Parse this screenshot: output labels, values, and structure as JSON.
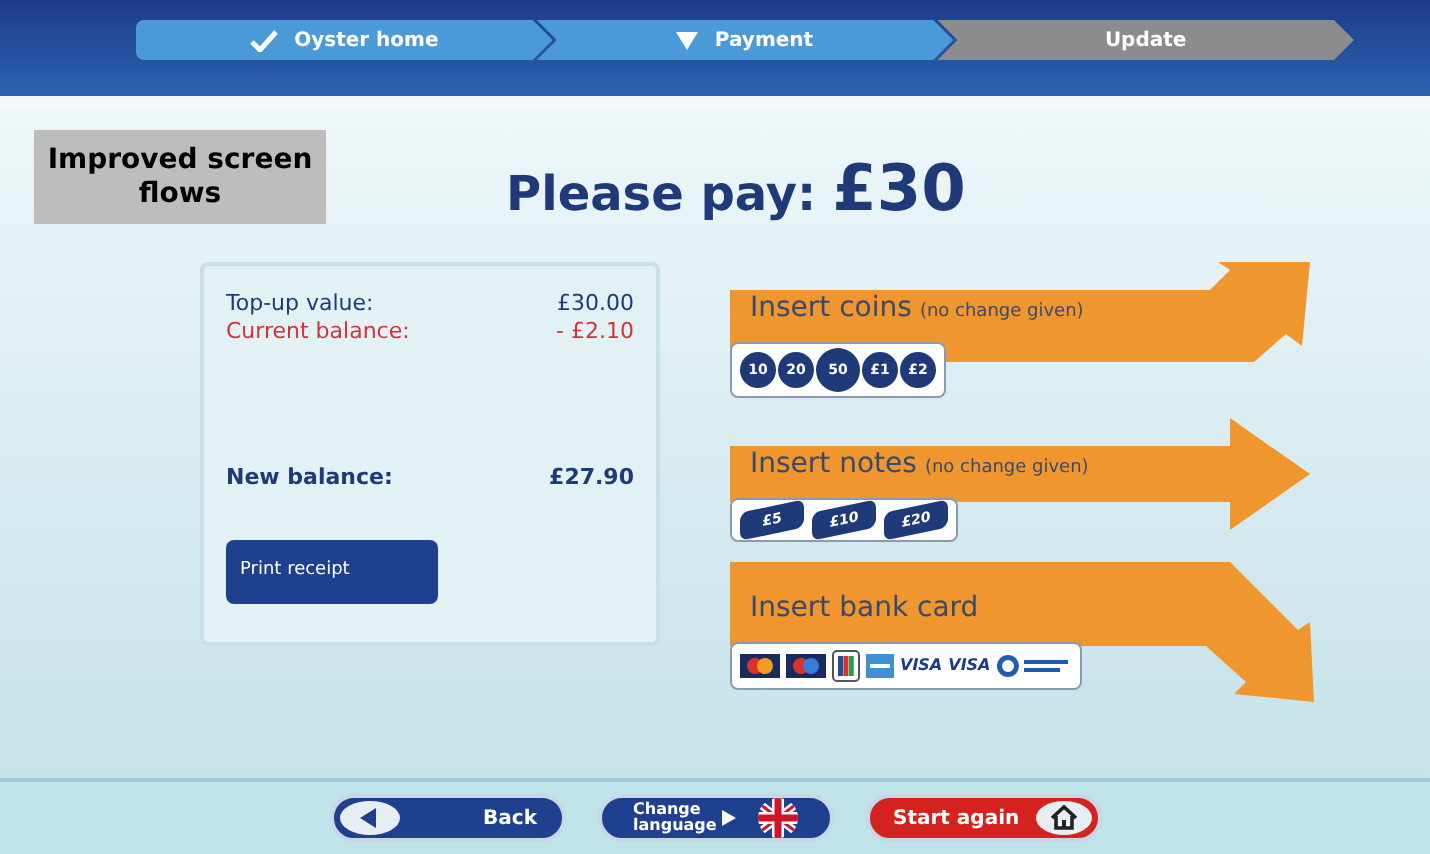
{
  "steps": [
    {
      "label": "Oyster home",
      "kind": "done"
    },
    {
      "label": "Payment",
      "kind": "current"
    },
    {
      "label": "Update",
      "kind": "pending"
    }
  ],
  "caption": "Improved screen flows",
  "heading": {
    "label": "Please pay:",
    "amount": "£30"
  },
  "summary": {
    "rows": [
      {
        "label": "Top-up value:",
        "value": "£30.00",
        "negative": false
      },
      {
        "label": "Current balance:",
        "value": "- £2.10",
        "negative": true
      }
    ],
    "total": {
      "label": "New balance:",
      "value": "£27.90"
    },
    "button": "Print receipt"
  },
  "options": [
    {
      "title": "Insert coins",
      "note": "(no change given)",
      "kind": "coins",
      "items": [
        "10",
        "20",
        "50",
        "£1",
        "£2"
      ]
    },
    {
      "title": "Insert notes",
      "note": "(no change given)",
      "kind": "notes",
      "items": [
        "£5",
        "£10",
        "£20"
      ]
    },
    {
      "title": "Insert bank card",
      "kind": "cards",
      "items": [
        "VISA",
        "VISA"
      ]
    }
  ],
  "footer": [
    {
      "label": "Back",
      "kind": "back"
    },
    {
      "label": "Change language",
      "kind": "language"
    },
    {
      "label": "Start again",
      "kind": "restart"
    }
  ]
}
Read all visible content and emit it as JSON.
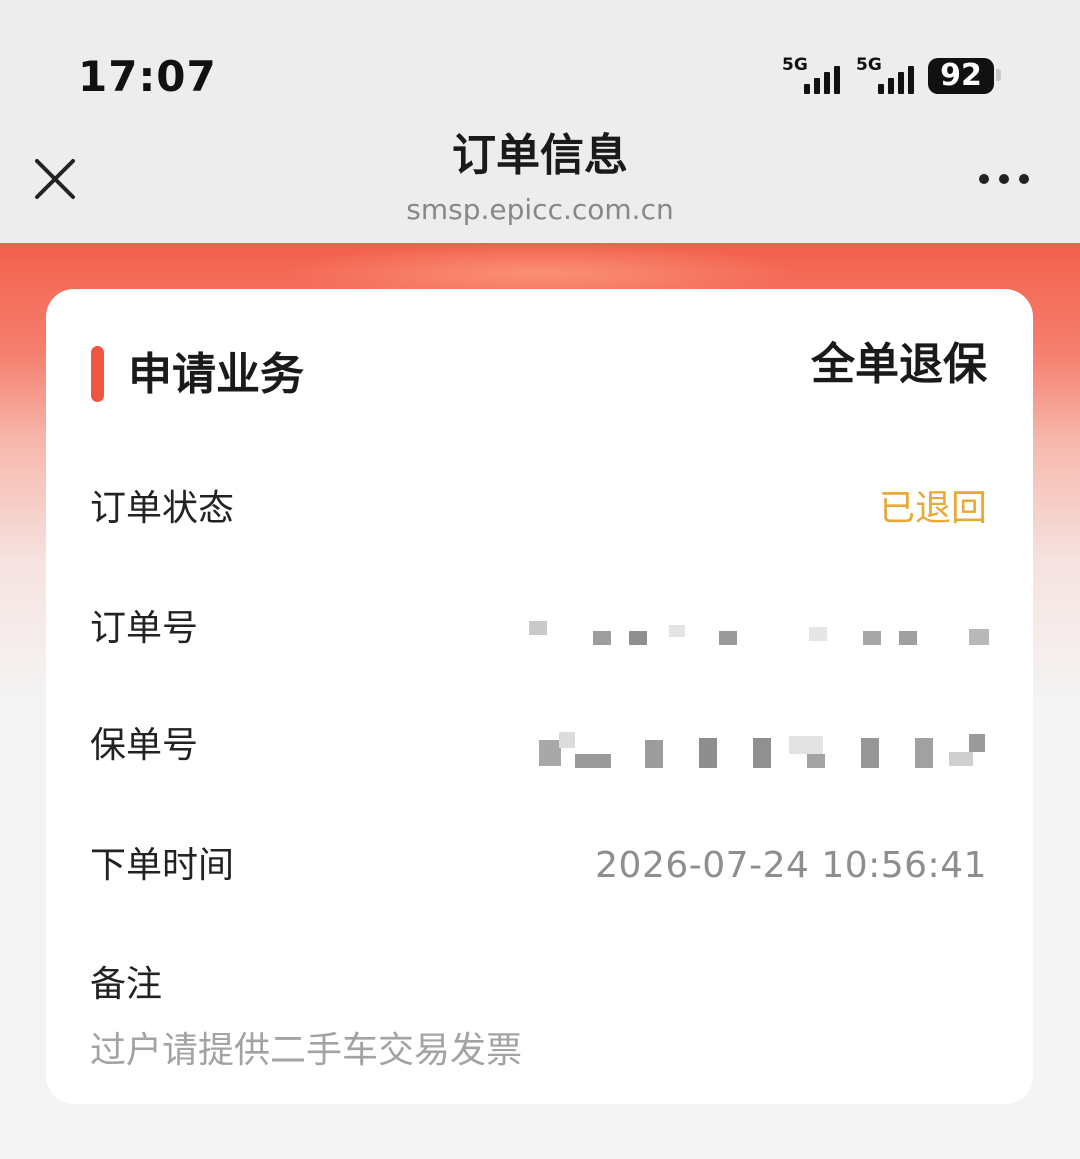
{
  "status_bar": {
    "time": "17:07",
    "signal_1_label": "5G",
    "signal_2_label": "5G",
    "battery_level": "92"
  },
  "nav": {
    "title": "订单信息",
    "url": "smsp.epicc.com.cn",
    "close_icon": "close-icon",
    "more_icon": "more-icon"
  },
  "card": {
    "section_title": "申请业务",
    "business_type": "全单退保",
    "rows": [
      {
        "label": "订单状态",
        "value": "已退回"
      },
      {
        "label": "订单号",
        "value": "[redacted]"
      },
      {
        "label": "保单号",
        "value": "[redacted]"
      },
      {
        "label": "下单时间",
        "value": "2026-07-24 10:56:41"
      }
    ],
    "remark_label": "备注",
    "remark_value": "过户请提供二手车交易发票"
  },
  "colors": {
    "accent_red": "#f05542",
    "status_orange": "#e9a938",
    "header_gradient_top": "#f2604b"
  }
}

────────────────────────────────────────

Required task:
Pictures in the records must not appear in the copy; transcribe everything else precisely.

Written solution:
Parse this screenshot: output labels, values, and structure as JSON.
{
  "steps": [
    {
      "label": "Oyster home",
      "kind": "done"
    },
    {
      "label": "Payment",
      "kind": "current"
    },
    {
      "label": "Update",
      "kind": "pending"
    }
  ],
  "caption": "Improved screen flows",
  "heading": {
    "label": "Please pay:",
    "amount": "£30"
  },
  "summary": {
    "rows": [
      {
        "label": "Top-up value:",
        "value": "£30.00",
        "negative": false
      },
      {
        "label": "Current balance:",
        "value": "- £2.10",
        "negative": true
      }
    ],
    "total": {
      "label": "New balance:",
      "value": "£27.90"
    },
    "button": "Print receipt"
  },
  "options": [
    {
      "title": "Insert coins",
      "note": "(no change given)",
      "kind": "coins",
      "items": [
        "10",
        "20",
        "50",
        "£1",
        "£2"
      ]
    },
    {
      "title": "Insert notes",
      "note": "(no change given)",
      "kind": "notes",
      "items": [
        "£5",
        "£10",
        "£20"
      ]
    },
    {
      "title": "Insert bank card",
      "kind": "cards",
      "items": [
        "VISA",
        "VISA"
      ]
    }
  ],
  "footer": [
    {
      "label": "Back",
      "kind": "back"
    },
    {
      "label": "Change language",
      "kind": "language"
    },
    {
      "label": "Start again",
      "kind": "restart"
    }
  ]
}
Read all visible content and emit it as JSON.
{
  "status_bar": {
    "time": "17:07",
    "signal_1_label": "5G",
    "signal_2_label": "5G",
    "battery_level": "92"
  },
  "nav": {
    "title": "订单信息",
    "url": "smsp.epicc.com.cn",
    "close_icon": "close-icon",
    "more_icon": "more-icon"
  },
  "card": {
    "section_title": "申请业务",
    "business_type": "全单退保",
    "rows": [
      {
        "label": "订单状态",
        "value": "已退回"
      },
      {
        "label": "订单号",
        "value": "[redacted]"
      },
      {
        "label": "保单号",
        "value": "[redacted]"
      },
      {
        "label": "下单时间",
        "value": "2026-07-24 10:56:41"
      }
    ],
    "remark_label": "备注",
    "remark_value": "过户请提供二手车交易发票"
  },
  "colors": {
    "accent_red": "#f05542",
    "status_orange": "#e9a938",
    "header_gradient_top": "#f2604b"
  }
}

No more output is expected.